◆ PROBLEM TO WORK ON
Go through the material below and report how many lines contain "this". Give only the number.

(Extracted records)
** BEGIN **
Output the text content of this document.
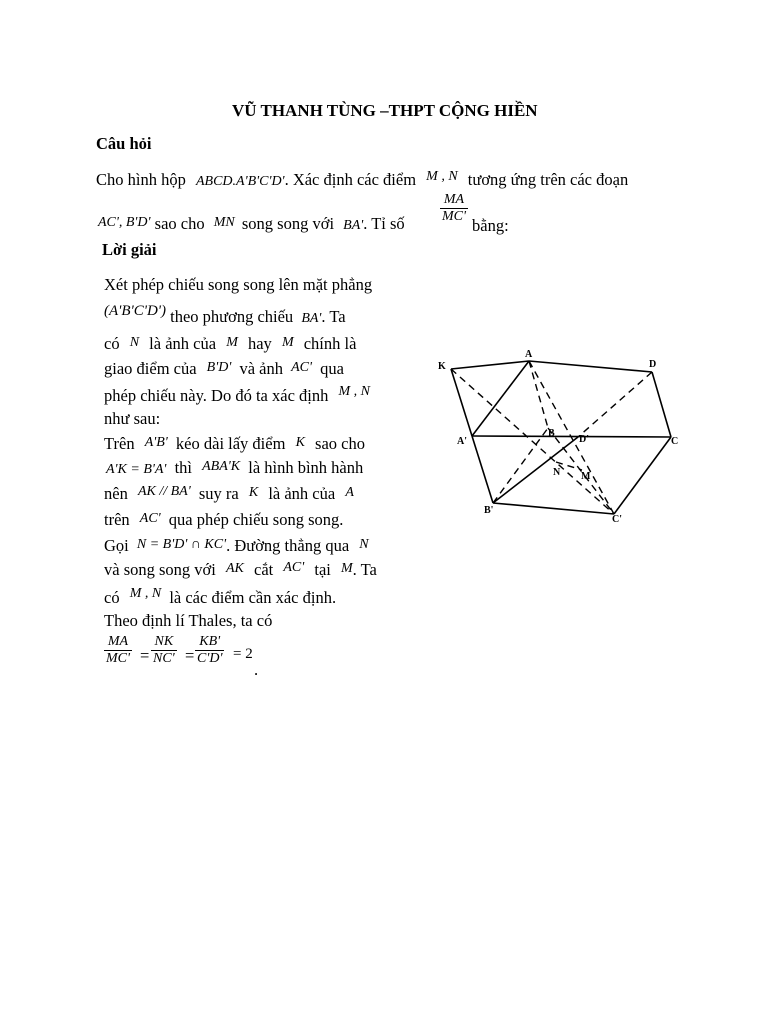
VŨ THANH TÙNG –THPT CỘNG HIỀN
Câu hỏi
Cho hình hộp ABCD.A'B'C'D'. Xác định các điểm $^{M , N}$ tương ứng trên các đoạn
AC', B'D' sao cho MN song song với BA'. Tỉ số	$\frac{MA}{MC'}$
bằng:
Lời giải
Xét phép chiếu song song lên mặt phẳng
(A'B'C'D') theo phương chiếu $_{BA'}$. Ta
có N là ảnh của M hay M chính là
giao điểm của B'D' và ảnh AC' qua
phép chiếu này. Do đó ta xác định $^{M , N}$
như sau:
Trên A'B' kéo dài lấy điểm K sao cho
A'K = B'A' thì ABA'K là hình bình hành
nên $^{AK // BA'}$ suy ra K là ảnh của A
trên AC' qua phép chiếu song song.
Gọi N = B'D' ∩ KC'. Đường thẳng qua N
và song song với AK cắt $^{AC'}$ tại M. Ta
có $^{M , N}$ là các điểm cần xác định.
Theo định lí Thales, ta có
$\frac{MA}{MC'} = \frac{NK}{NC'} = \frac{KB'}{C'D'} = 2$
.
K
A
D
A'
B
D'	C
N M
B'
C'
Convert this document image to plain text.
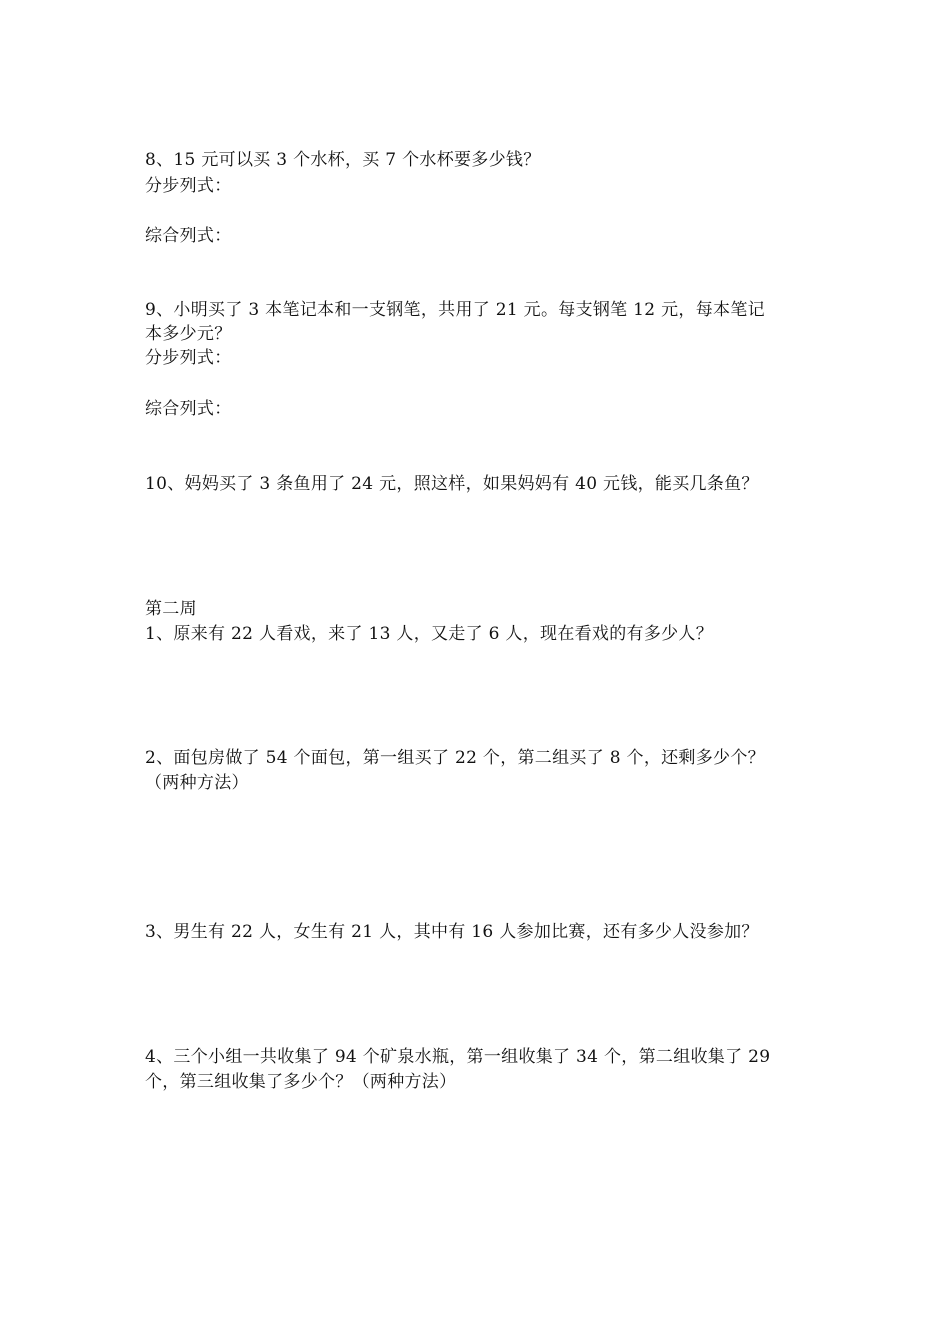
8、15 元可以买 3 个水杯，买 7 个水杯要多少钱？
分步列式：
综合列式：
9、小明买了 3 本笔记本和一支钢笔，共用了 21 元。每支钢笔 12 元，每本笔记
本多少元？
分步列式：
综合列式：
10、妈妈买了 3 条鱼用了 24 元，照这样，如果妈妈有 40 元钱，能买几条鱼？
第二周
1、原来有 22 人看戏，来了 13 人，又走了 6 人，现在看戏的有多少人？
2、面包房做了 54 个面包，第一组买了 22 个，第二组买了 8 个，还剩多少个？
（两种方法）
3、男生有 22 人，女生有 21 人，其中有 16 人参加比赛，还有多少人没参加？
4、三个小组一共收集了 94 个矿泉水瓶，第一组收集了 34 个，第二组收集了 29
个，第三组收集了多少个？（两种方法）
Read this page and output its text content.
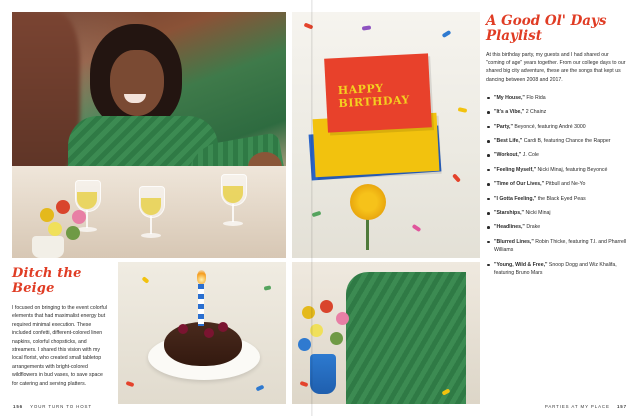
Ditch the Beige

I focused on bringing to the event colorful elements that had maximalist energy but required minimal execution. These included confetti, different-colored linen napkins, colorful chopsticks, and streamers. I shared this vision with my local florist, who created small tabletop arrangements with bright-colored wildflowers in bud vases, to save space for catering and serving platters.

156 YOUR TURN TO HOST
HAPPY
BIRTHDAY
A Good Ol' Days Playlist

At this birthday party, my guests and I had shared our "coming of age" years together. From our college days to our shared big city adventure, these are the songs that kept us dancing between 2008 and 2017.

"My House," Flo Rida
"It's a Vibe," 2 Chainz
"Party," Beyoncé, featuring André 3000
"Best Life," Cardi B, featuring Chance the Rapper
"Workout," J. Cole
"Feeling Myself," Nicki Minaj, featuring Beyoncé
"Time of Our Lives," Pitbull and Ne-Yo
"I Gotta Feeling," the Black Eyed Peas
"Starships," Nicki Minaj
"Headlines," Drake
"Blurred Lines," Robin Thicke, featuring T.I. and Pharrell Williams
"Young, Wild & Free," Snoop Dogg and Wiz Khalifa, featuring Bruno Mars
PARTIES AT MY PLACE 157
** END **
◆ EXERCISE RESULT
5